→ Exercise aim
Gather all lines containing the string "marker" and copy them out.

→ Provided entries
====

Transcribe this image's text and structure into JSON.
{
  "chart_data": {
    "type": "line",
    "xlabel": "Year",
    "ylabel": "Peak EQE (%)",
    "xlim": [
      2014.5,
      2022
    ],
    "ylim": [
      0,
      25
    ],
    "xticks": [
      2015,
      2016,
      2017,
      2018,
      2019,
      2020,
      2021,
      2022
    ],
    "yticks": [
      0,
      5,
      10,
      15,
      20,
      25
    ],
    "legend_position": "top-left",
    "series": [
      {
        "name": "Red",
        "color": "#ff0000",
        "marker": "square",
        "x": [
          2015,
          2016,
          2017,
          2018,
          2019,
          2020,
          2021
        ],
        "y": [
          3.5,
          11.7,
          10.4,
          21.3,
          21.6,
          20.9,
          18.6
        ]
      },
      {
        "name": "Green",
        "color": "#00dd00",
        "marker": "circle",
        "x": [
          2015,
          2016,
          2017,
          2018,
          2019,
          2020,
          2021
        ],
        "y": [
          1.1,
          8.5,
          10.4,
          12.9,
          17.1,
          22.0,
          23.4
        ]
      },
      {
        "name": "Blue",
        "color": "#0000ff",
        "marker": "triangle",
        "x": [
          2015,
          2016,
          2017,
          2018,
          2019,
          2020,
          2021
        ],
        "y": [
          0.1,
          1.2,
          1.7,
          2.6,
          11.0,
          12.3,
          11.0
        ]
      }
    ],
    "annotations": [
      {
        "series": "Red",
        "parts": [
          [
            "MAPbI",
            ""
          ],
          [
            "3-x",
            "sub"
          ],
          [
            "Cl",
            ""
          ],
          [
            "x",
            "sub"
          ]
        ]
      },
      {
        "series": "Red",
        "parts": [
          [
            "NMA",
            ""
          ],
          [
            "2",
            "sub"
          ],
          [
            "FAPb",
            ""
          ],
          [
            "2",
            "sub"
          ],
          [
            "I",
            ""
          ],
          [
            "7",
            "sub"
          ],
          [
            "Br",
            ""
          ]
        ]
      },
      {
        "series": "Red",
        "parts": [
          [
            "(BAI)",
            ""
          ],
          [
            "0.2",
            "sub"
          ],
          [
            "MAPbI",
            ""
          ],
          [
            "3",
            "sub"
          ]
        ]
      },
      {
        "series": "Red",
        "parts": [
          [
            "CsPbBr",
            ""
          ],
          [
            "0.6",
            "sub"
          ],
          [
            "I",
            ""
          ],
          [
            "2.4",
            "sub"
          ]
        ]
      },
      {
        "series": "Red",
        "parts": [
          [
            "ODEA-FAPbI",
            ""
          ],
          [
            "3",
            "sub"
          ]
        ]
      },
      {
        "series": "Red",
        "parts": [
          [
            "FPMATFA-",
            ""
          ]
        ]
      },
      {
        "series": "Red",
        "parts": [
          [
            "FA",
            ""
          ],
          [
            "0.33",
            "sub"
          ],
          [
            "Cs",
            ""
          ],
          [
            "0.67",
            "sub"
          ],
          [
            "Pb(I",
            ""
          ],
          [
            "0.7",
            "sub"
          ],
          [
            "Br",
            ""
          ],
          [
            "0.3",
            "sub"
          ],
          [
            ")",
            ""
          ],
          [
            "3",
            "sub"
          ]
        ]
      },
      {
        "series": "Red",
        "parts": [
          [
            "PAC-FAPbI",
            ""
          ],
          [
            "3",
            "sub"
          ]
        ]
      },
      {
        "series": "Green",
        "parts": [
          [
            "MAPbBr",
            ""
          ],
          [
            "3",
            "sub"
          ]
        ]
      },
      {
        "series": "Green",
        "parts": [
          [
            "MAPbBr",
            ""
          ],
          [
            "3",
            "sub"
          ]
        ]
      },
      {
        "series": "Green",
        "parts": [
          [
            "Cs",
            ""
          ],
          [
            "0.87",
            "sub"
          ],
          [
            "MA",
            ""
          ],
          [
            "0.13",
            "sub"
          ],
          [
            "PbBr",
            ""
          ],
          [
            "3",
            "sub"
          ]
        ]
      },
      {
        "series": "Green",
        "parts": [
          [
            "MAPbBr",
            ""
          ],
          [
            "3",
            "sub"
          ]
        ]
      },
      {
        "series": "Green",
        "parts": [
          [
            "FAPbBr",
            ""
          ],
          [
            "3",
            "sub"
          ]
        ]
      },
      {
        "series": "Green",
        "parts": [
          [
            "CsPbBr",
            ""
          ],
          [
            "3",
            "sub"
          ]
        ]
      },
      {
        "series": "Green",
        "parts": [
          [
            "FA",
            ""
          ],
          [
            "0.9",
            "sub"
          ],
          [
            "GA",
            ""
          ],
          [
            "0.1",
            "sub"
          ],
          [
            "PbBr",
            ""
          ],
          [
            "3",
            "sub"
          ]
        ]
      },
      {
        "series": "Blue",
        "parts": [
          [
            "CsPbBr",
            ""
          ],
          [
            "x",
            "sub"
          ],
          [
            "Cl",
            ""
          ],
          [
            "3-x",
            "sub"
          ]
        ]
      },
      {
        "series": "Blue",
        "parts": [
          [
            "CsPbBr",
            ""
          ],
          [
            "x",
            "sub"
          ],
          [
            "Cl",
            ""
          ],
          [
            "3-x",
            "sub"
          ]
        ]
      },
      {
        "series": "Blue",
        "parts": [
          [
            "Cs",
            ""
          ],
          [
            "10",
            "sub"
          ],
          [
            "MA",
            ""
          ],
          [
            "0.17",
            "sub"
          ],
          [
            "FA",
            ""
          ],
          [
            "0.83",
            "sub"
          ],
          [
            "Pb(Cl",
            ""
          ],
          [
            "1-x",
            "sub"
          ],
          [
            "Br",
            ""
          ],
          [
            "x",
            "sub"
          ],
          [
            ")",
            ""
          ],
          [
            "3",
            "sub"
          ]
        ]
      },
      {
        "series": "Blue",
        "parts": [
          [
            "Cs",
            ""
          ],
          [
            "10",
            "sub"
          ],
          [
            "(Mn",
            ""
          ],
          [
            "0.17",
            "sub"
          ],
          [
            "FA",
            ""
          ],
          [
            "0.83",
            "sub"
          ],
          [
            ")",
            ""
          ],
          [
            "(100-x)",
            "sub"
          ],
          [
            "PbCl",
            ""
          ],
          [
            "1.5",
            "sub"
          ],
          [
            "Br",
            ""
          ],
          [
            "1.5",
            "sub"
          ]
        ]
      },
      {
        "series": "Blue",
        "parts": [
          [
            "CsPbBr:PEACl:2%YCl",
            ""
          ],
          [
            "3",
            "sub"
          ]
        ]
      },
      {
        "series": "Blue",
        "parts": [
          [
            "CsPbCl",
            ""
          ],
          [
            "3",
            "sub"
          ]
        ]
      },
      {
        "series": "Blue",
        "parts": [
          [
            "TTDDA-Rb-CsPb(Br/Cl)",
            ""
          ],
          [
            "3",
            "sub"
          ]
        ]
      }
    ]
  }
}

====

→ The answer
        "marker": "square",
        "marker": "circle",
        "marker": "triangle",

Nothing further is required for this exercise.